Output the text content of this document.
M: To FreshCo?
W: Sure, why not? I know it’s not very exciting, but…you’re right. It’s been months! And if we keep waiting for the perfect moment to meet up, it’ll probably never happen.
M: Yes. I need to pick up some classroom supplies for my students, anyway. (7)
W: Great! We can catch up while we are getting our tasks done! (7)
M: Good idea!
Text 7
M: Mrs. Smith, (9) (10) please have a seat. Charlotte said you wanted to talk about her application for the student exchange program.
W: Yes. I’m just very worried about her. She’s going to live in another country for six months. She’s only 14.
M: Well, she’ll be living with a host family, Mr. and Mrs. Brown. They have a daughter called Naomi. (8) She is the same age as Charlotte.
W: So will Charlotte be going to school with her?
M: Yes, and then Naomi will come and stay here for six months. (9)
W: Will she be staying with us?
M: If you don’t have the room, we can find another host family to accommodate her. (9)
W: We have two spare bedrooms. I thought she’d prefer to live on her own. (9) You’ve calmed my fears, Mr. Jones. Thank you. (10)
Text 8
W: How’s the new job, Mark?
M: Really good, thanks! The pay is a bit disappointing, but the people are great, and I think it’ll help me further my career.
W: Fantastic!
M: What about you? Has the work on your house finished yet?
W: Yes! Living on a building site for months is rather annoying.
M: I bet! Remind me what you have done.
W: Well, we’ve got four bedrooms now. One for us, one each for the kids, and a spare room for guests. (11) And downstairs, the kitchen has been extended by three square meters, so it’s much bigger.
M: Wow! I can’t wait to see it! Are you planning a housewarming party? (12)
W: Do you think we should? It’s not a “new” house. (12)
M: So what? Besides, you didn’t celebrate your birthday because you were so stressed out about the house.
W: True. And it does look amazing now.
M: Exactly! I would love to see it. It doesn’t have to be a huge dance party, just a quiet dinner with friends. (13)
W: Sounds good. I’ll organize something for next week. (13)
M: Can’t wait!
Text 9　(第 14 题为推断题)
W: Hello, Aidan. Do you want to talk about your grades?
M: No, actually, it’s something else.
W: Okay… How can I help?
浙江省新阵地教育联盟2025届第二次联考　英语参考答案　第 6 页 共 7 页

- - -

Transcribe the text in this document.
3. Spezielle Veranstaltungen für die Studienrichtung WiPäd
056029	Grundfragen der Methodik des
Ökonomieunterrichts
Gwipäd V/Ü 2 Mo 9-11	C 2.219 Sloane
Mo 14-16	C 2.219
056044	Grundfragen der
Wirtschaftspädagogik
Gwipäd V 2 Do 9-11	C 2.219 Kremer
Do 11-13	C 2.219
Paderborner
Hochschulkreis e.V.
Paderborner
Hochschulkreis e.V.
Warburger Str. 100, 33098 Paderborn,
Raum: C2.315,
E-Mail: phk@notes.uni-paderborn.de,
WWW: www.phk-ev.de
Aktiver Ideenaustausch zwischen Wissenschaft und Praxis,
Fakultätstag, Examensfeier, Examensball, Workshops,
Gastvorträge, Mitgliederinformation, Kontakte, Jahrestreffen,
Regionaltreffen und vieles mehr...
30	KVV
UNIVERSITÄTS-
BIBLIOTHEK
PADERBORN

- - -

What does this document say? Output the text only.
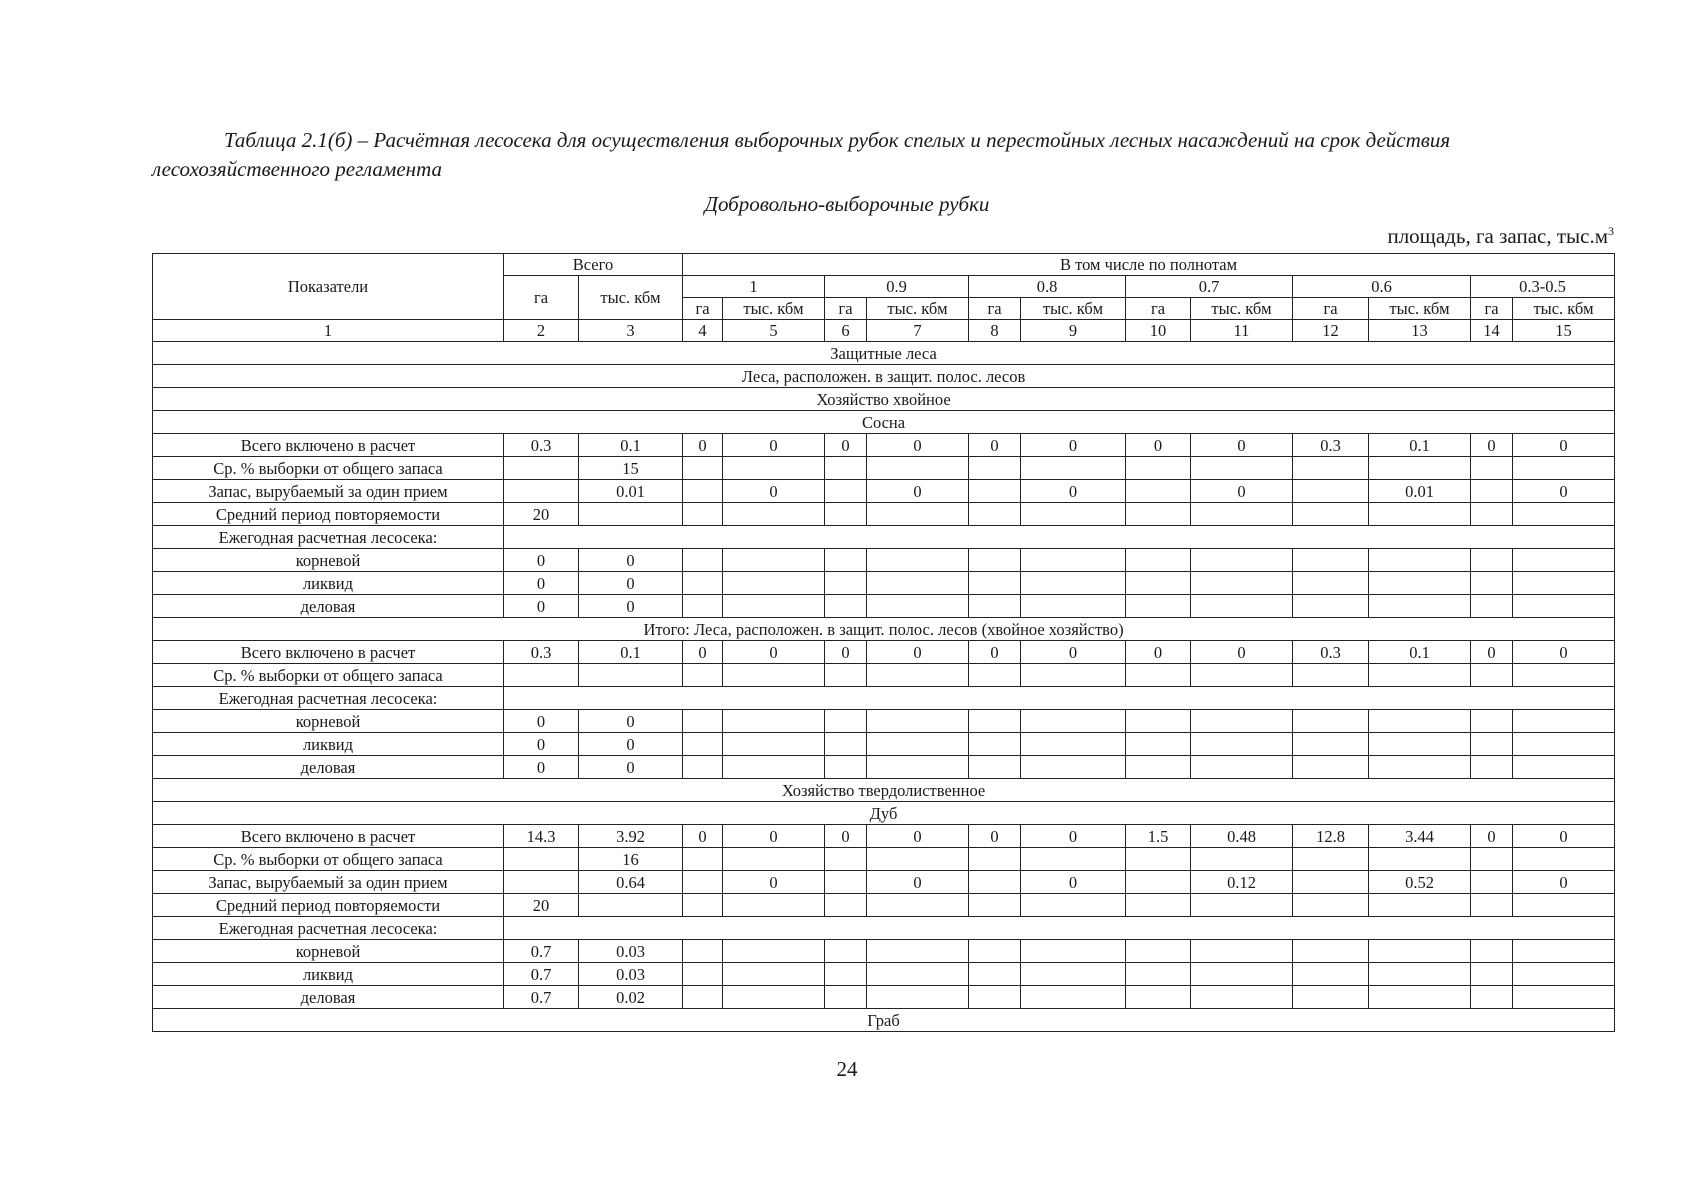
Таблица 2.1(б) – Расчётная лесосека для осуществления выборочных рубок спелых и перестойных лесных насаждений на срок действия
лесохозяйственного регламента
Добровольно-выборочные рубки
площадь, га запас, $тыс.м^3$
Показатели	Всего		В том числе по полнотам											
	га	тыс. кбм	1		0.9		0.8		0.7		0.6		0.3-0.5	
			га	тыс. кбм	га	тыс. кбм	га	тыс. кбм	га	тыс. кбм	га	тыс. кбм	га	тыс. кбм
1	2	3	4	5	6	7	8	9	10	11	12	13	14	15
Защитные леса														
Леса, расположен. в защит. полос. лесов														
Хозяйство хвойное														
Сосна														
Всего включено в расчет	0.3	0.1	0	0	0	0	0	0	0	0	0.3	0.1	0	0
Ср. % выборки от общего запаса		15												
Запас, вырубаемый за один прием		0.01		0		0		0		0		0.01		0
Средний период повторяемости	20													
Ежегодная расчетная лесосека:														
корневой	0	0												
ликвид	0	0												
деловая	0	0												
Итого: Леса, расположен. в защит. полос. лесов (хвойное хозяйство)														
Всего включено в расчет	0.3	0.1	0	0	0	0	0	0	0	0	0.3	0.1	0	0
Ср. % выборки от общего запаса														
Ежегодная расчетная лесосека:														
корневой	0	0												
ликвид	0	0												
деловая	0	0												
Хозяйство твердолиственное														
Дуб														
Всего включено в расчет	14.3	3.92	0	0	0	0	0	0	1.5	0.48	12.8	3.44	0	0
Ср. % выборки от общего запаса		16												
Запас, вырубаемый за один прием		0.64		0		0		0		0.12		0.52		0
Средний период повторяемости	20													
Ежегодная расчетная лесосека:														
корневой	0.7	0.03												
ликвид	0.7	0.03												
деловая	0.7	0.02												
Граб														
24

- - -

▸ **Short problem**: Write down every line of the data above that includes the string "party".

▸ **Output for this exercise**:
M: Wow! I can’t wait to see it! Are you planning a housewarming party? (12)
M: Exactly! I would love to see it. It doesn’t have to be a huge dance party, just a quiet dinner with friends. (13)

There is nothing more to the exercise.